> **AIM**: The entries below should be quoted exactly, with no pictures carried over.
────────────────────
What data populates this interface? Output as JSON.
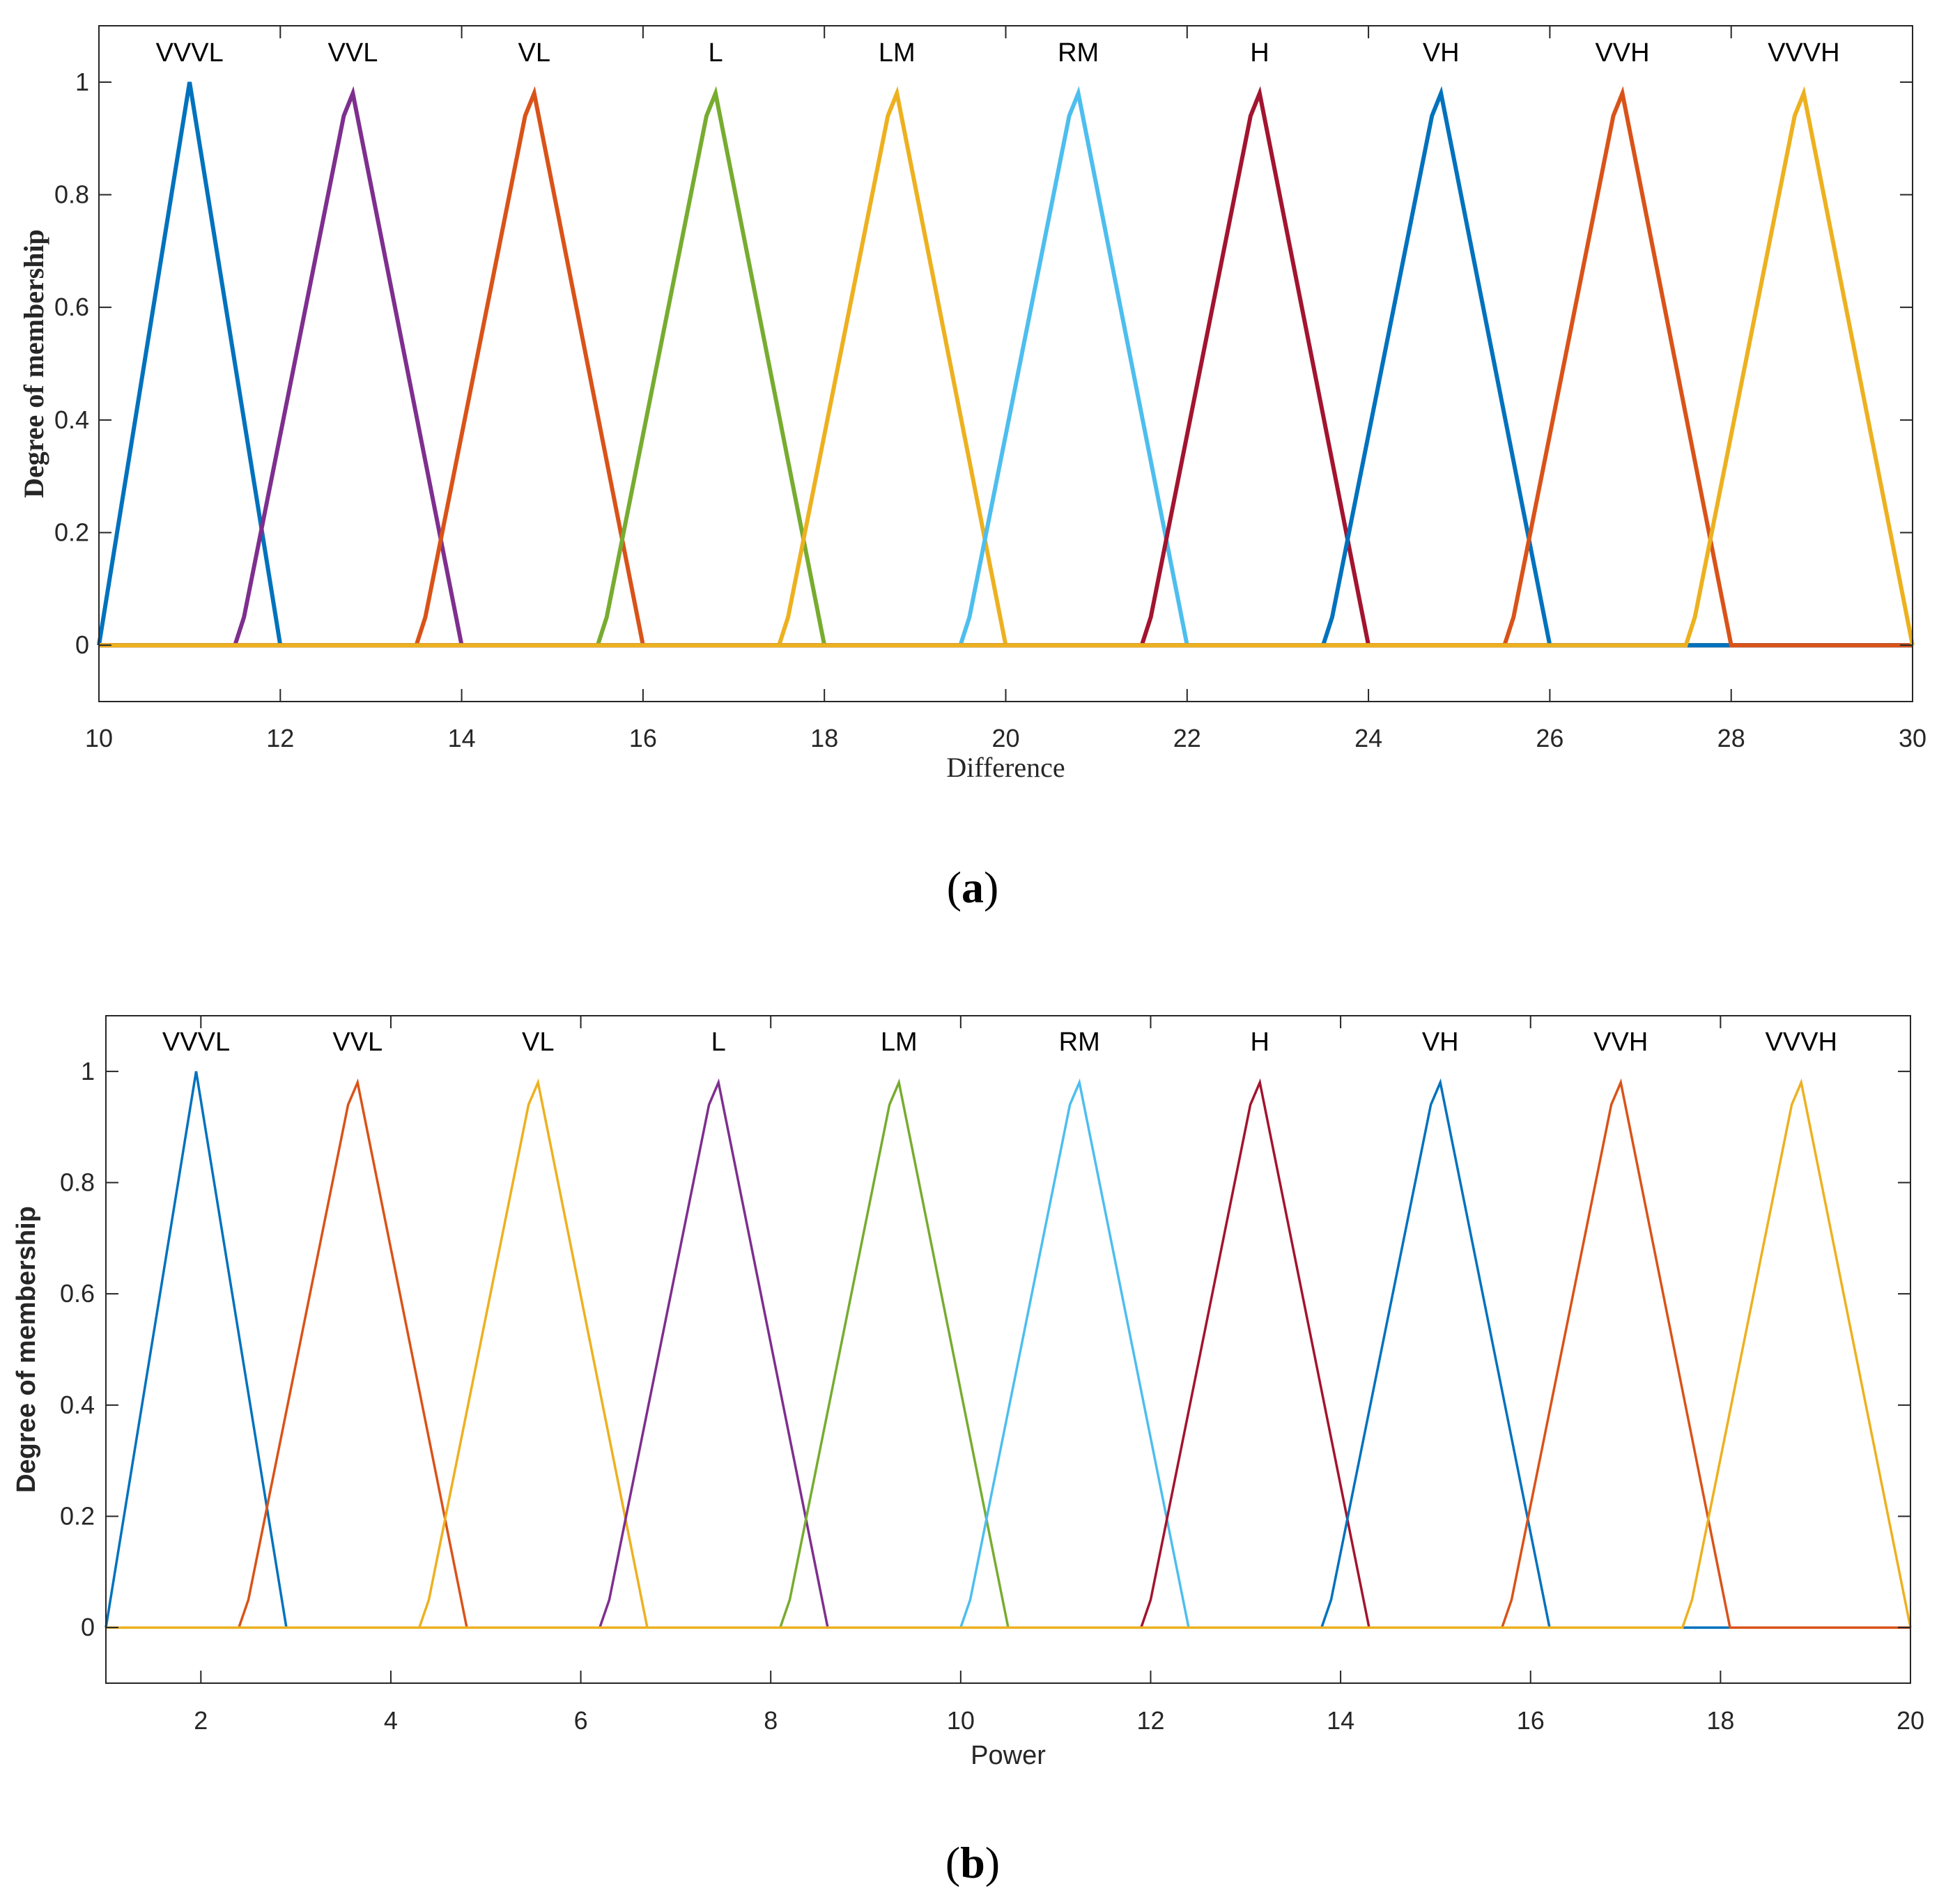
{
  "colors": {
    "blue": "#0072BD",
    "orange": "#D95319",
    "yellow": "#EDB120",
    "purple": "#7E2F8E",
    "green": "#77AC30",
    "cyan": "#4DBEEE",
    "red": "#A2142F"
  },
  "chart_data": [
    {
      "type": "line",
      "panel_label": "(a)",
      "xlabel": "Difference",
      "ylabel": "Degree of membership",
      "xlim": [
        10,
        30
      ],
      "ylim": [
        -0.1,
        1.1
      ],
      "xticks": [
        "10",
        "12",
        "14",
        "16",
        "18",
        "20",
        "22",
        "24",
        "26",
        "28",
        "30"
      ],
      "yticks": [
        "0",
        "0.2",
        "0.4",
        "0.6",
        "0.8",
        "1"
      ],
      "grid": false,
      "legend": "none",
      "series": [
        {
          "name": "VVVL",
          "color": "blue",
          "points": [
            [
              10,
              0
            ],
            [
              11,
              1
            ],
            [
              12,
              0
            ],
            [
              30,
              0
            ]
          ]
        },
        {
          "name": "VVL",
          "color": "purple",
          "points": [
            [
              10,
              0
            ],
            [
              11.5,
              0
            ],
            [
              11.6,
              0.05
            ],
            [
              12.7,
              0.94
            ],
            [
              12.8,
              0.98
            ],
            [
              14,
              0
            ],
            [
              30,
              0
            ]
          ]
        },
        {
          "name": "VL",
          "color": "orange",
          "points": [
            [
              10,
              0
            ],
            [
              13.5,
              0
            ],
            [
              13.6,
              0.05
            ],
            [
              14.7,
              0.94
            ],
            [
              14.8,
              0.98
            ],
            [
              16,
              0
            ],
            [
              30,
              0
            ]
          ]
        },
        {
          "name": "L",
          "color": "green",
          "points": [
            [
              10,
              0
            ],
            [
              15.5,
              0
            ],
            [
              15.6,
              0.05
            ],
            [
              16.7,
              0.94
            ],
            [
              16.8,
              0.98
            ],
            [
              18,
              0
            ],
            [
              30,
              0
            ]
          ]
        },
        {
          "name": "LM",
          "color": "yellow",
          "points": [
            [
              10,
              0
            ],
            [
              17.5,
              0
            ],
            [
              17.6,
              0.05
            ],
            [
              18.7,
              0.94
            ],
            [
              18.8,
              0.98
            ],
            [
              20,
              0
            ],
            [
              30,
              0
            ]
          ]
        },
        {
          "name": "RM",
          "color": "cyan",
          "points": [
            [
              10,
              0
            ],
            [
              19.5,
              0
            ],
            [
              19.6,
              0.05
            ],
            [
              20.7,
              0.94
            ],
            [
              20.8,
              0.98
            ],
            [
              22,
              0
            ],
            [
              30,
              0
            ]
          ]
        },
        {
          "name": "H",
          "color": "red",
          "points": [
            [
              10,
              0
            ],
            [
              21.5,
              0
            ],
            [
              21.6,
              0.05
            ],
            [
              22.7,
              0.94
            ],
            [
              22.8,
              0.98
            ],
            [
              24,
              0
            ],
            [
              30,
              0
            ]
          ]
        },
        {
          "name": "VH",
          "color": "blue",
          "points": [
            [
              10,
              0
            ],
            [
              23.5,
              0
            ],
            [
              23.6,
              0.05
            ],
            [
              24.7,
              0.94
            ],
            [
              24.8,
              0.98
            ],
            [
              26,
              0
            ],
            [
              30,
              0
            ]
          ]
        },
        {
          "name": "VVH",
          "color": "orange",
          "points": [
            [
              10,
              0
            ],
            [
              25.5,
              0
            ],
            [
              25.6,
              0.05
            ],
            [
              26.7,
              0.94
            ],
            [
              26.8,
              0.98
            ],
            [
              28,
              0
            ],
            [
              30,
              0
            ]
          ]
        },
        {
          "name": "VVVH",
          "color": "yellow",
          "points": [
            [
              10,
              0
            ],
            [
              27.5,
              0
            ],
            [
              27.6,
              0.05
            ],
            [
              28.7,
              0.94
            ],
            [
              28.8,
              0.98
            ],
            [
              30,
              0
            ]
          ]
        }
      ]
    },
    {
      "type": "line",
      "panel_label": "(b)",
      "xlabel": "Power",
      "ylabel": "Degree of membership",
      "xlim": [
        1,
        20
      ],
      "ylim": [
        -0.1,
        1.1
      ],
      "xticks": [
        "2",
        "4",
        "6",
        "8",
        "10",
        "12",
        "14",
        "16",
        "18",
        "20"
      ],
      "yticks": [
        "0",
        "0.2",
        "0.4",
        "0.6",
        "0.8",
        "1"
      ],
      "grid": false,
      "legend": "none",
      "series": [
        {
          "name": "VVVL",
          "color": "blue",
          "points": [
            [
              1,
              0
            ],
            [
              1.95,
              1
            ],
            [
              2.9,
              0
            ],
            [
              20,
              0
            ]
          ]
        },
        {
          "name": "VVL",
          "color": "orange",
          "points": [
            [
              1,
              0
            ],
            [
              2.4,
              0
            ],
            [
              2.5,
              0.05
            ],
            [
              3.55,
              0.94
            ],
            [
              3.65,
              0.98
            ],
            [
              4.8,
              0
            ],
            [
              20,
              0
            ]
          ]
        },
        {
          "name": "VL",
          "color": "yellow",
          "points": [
            [
              1,
              0
            ],
            [
              4.3,
              0
            ],
            [
              4.4,
              0.05
            ],
            [
              5.45,
              0.94
            ],
            [
              5.55,
              0.98
            ],
            [
              6.7,
              0
            ],
            [
              20,
              0
            ]
          ]
        },
        {
          "name": "L",
          "color": "purple",
          "points": [
            [
              1,
              0
            ],
            [
              6.2,
              0
            ],
            [
              6.3,
              0.05
            ],
            [
              7.35,
              0.94
            ],
            [
              7.45,
              0.98
            ],
            [
              8.6,
              0
            ],
            [
              20,
              0
            ]
          ]
        },
        {
          "name": "LM",
          "color": "green",
          "points": [
            [
              1,
              0
            ],
            [
              8.1,
              0
            ],
            [
              8.2,
              0.05
            ],
            [
              9.25,
              0.94
            ],
            [
              9.35,
              0.98
            ],
            [
              10.5,
              0
            ],
            [
              20,
              0
            ]
          ]
        },
        {
          "name": "RM",
          "color": "cyan",
          "points": [
            [
              1,
              0
            ],
            [
              10,
              0
            ],
            [
              10.1,
              0.05
            ],
            [
              11.15,
              0.94
            ],
            [
              11.25,
              0.98
            ],
            [
              12.4,
              0
            ],
            [
              20,
              0
            ]
          ]
        },
        {
          "name": "H",
          "color": "red",
          "points": [
            [
              1,
              0
            ],
            [
              11.9,
              0
            ],
            [
              12,
              0.05
            ],
            [
              13.05,
              0.94
            ],
            [
              13.15,
              0.98
            ],
            [
              14.3,
              0
            ],
            [
              20,
              0
            ]
          ]
        },
        {
          "name": "VH",
          "color": "blue",
          "points": [
            [
              1,
              0
            ],
            [
              13.8,
              0
            ],
            [
              13.9,
              0.05
            ],
            [
              14.95,
              0.94
            ],
            [
              15.05,
              0.98
            ],
            [
              16.2,
              0
            ],
            [
              20,
              0
            ]
          ]
        },
        {
          "name": "VVH",
          "color": "orange",
          "points": [
            [
              1,
              0
            ],
            [
              15.7,
              0
            ],
            [
              15.8,
              0.05
            ],
            [
              16.85,
              0.94
            ],
            [
              16.95,
              0.98
            ],
            [
              18.1,
              0
            ],
            [
              20,
              0
            ]
          ]
        },
        {
          "name": "VVVH",
          "color": "yellow",
          "points": [
            [
              1,
              0
            ],
            [
              17.6,
              0
            ],
            [
              17.7,
              0.05
            ],
            [
              18.75,
              0.94
            ],
            [
              18.85,
              0.98
            ],
            [
              20,
              0
            ]
          ]
        }
      ]
    }
  ]
}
────────────────────
> **EXERCISE OUTPUT**:
What data populates this interface? Output as JSON.
{
  "colors": {
    "blue": "#0072BD",
    "orange": "#D95319",
    "yellow": "#EDB120",
    "purple": "#7E2F8E",
    "green": "#77AC30",
    "cyan": "#4DBEEE",
    "red": "#A2142F"
  },
  "chart_data": [
    {
      "type": "line",
      "panel_label": "(a)",
      "xlabel": "Difference",
      "ylabel": "Degree of membership",
      "xlim": [
        10,
        30
      ],
      "ylim": [
        -0.1,
        1.1
      ],
      "xticks": [
        "10",
        "12",
        "14",
        "16",
        "18",
        "20",
        "22",
        "24",
        "26",
        "28",
        "30"
      ],
      "yticks": [
        "0",
        "0.2",
        "0.4",
        "0.6",
        "0.8",
        "1"
      ],
      "grid": false,
      "legend": "none",
      "series": [
        {
          "name": "VVVL",
          "color": "blue",
          "points": [
            [
              10,
              0
            ],
            [
              11,
              1
            ],
            [
              12,
              0
            ],
            [
              30,
              0
            ]
          ]
        },
        {
          "name": "VVL",
          "color": "purple",
          "points": [
            [
              10,
              0
            ],
            [
              11.5,
              0
            ],
            [
              11.6,
              0.05
            ],
            [
              12.7,
              0.94
            ],
            [
              12.8,
              0.98
            ],
            [
              14,
              0
            ],
            [
              30,
              0
            ]
          ]
        },
        {
          "name": "VL",
          "color": "orange",
          "points": [
            [
              10,
              0
            ],
            [
              13.5,
              0
            ],
            [
              13.6,
              0.05
            ],
            [
              14.7,
              0.94
            ],
            [
              14.8,
              0.98
            ],
            [
              16,
              0
            ],
            [
              30,
              0
            ]
          ]
        },
        {
          "name": "L",
          "color": "green",
          "points": [
            [
              10,
              0
            ],
            [
              15.5,
              0
            ],
            [
              15.6,
              0.05
            ],
            [
              16.7,
              0.94
            ],
            [
              16.8,
              0.98
            ],
            [
              18,
              0
            ],
            [
              30,
              0
            ]
          ]
        },
        {
          "name": "LM",
          "color": "yellow",
          "points": [
            [
              10,
              0
            ],
            [
              17.5,
              0
            ],
            [
              17.6,
              0.05
            ],
            [
              18.7,
              0.94
            ],
            [
              18.8,
              0.98
            ],
            [
              20,
              0
            ],
            [
              30,
              0
            ]
          ]
        },
        {
          "name": "RM",
          "color": "cyan",
          "points": [
            [
              10,
              0
            ],
            [
              19.5,
              0
            ],
            [
              19.6,
              0.05
            ],
            [
              20.7,
              0.94
            ],
            [
              20.8,
              0.98
            ],
            [
              22,
              0
            ],
            [
              30,
              0
            ]
          ]
        },
        {
          "name": "H",
          "color": "red",
          "points": [
            [
              10,
              0
            ],
            [
              21.5,
              0
            ],
            [
              21.6,
              0.05
            ],
            [
              22.7,
              0.94
            ],
            [
              22.8,
              0.98
            ],
            [
              24,
              0
            ],
            [
              30,
              0
            ]
          ]
        },
        {
          "name": "VH",
          "color": "blue",
          "points": [
            [
              10,
              0
            ],
            [
              23.5,
              0
            ],
            [
              23.6,
              0.05
            ],
            [
              24.7,
              0.94
            ],
            [
              24.8,
              0.98
            ],
            [
              26,
              0
            ],
            [
              30,
              0
            ]
          ]
        },
        {
          "name": "VVH",
          "color": "orange",
          "points": [
            [
              10,
              0
            ],
            [
              25.5,
              0
            ],
            [
              25.6,
              0.05
            ],
            [
              26.7,
              0.94
            ],
            [
              26.8,
              0.98
            ],
            [
              28,
              0
            ],
            [
              30,
              0
            ]
          ]
        },
        {
          "name": "VVVH",
          "color": "yellow",
          "points": [
            [
              10,
              0
            ],
            [
              27.5,
              0
            ],
            [
              27.6,
              0.05
            ],
            [
              28.7,
              0.94
            ],
            [
              28.8,
              0.98
            ],
            [
              30,
              0
            ]
          ]
        }
      ]
    },
    {
      "type": "line",
      "panel_label": "(b)",
      "xlabel": "Power",
      "ylabel": "Degree of membership",
      "xlim": [
        1,
        20
      ],
      "ylim": [
        -0.1,
        1.1
      ],
      "xticks": [
        "2",
        "4",
        "6",
        "8",
        "10",
        "12",
        "14",
        "16",
        "18",
        "20"
      ],
      "yticks": [
        "0",
        "0.2",
        "0.4",
        "0.6",
        "0.8",
        "1"
      ],
      "grid": false,
      "legend": "none",
      "series": [
        {
          "name": "VVVL",
          "color": "blue",
          "points": [
            [
              1,
              0
            ],
            [
              1.95,
              1
            ],
            [
              2.9,
              0
            ],
            [
              20,
              0
            ]
          ]
        },
        {
          "name": "VVL",
          "color": "orange",
          "points": [
            [
              1,
              0
            ],
            [
              2.4,
              0
            ],
            [
              2.5,
              0.05
            ],
            [
              3.55,
              0.94
            ],
            [
              3.65,
              0.98
            ],
            [
              4.8,
              0
            ],
            [
              20,
              0
            ]
          ]
        },
        {
          "name": "VL",
          "color": "yellow",
          "points": [
            [
              1,
              0
            ],
            [
              4.3,
              0
            ],
            [
              4.4,
              0.05
            ],
            [
              5.45,
              0.94
            ],
            [
              5.55,
              0.98
            ],
            [
              6.7,
              0
            ],
            [
              20,
              0
            ]
          ]
        },
        {
          "name": "L",
          "color": "purple",
          "points": [
            [
              1,
              0
            ],
            [
              6.2,
              0
            ],
            [
              6.3,
              0.05
            ],
            [
              7.35,
              0.94
            ],
            [
              7.45,
              0.98
            ],
            [
              8.6,
              0
            ],
            [
              20,
              0
            ]
          ]
        },
        {
          "name": "LM",
          "color": "green",
          "points": [
            [
              1,
              0
            ],
            [
              8.1,
              0
            ],
            [
              8.2,
              0.05
            ],
            [
              9.25,
              0.94
            ],
            [
              9.35,
              0.98
            ],
            [
              10.5,
              0
            ],
            [
              20,
              0
            ]
          ]
        },
        {
          "name": "RM",
          "color": "cyan",
          "points": [
            [
              1,
              0
            ],
            [
              10,
              0
            ],
            [
              10.1,
              0.05
            ],
            [
              11.15,
              0.94
            ],
            [
              11.25,
              0.98
            ],
            [
              12.4,
              0
            ],
            [
              20,
              0
            ]
          ]
        },
        {
          "name": "H",
          "color": "red",
          "points": [
            [
              1,
              0
            ],
            [
              11.9,
              0
            ],
            [
              12,
              0.05
            ],
            [
              13.05,
              0.94
            ],
            [
              13.15,
              0.98
            ],
            [
              14.3,
              0
            ],
            [
              20,
              0
            ]
          ]
        },
        {
          "name": "VH",
          "color": "blue",
          "points": [
            [
              1,
              0
            ],
            [
              13.8,
              0
            ],
            [
              13.9,
              0.05
            ],
            [
              14.95,
              0.94
            ],
            [
              15.05,
              0.98
            ],
            [
              16.2,
              0
            ],
            [
              20,
              0
            ]
          ]
        },
        {
          "name": "VVH",
          "color": "orange",
          "points": [
            [
              1,
              0
            ],
            [
              15.7,
              0
            ],
            [
              15.8,
              0.05
            ],
            [
              16.85,
              0.94
            ],
            [
              16.95,
              0.98
            ],
            [
              18.1,
              0
            ],
            [
              20,
              0
            ]
          ]
        },
        {
          "name": "VVVH",
          "color": "yellow",
          "points": [
            [
              1,
              0
            ],
            [
              17.6,
              0
            ],
            [
              17.7,
              0.05
            ],
            [
              18.75,
              0.94
            ],
            [
              18.85,
              0.98
            ],
            [
              20,
              0
            ]
          ]
        }
      ]
    }
  ]
}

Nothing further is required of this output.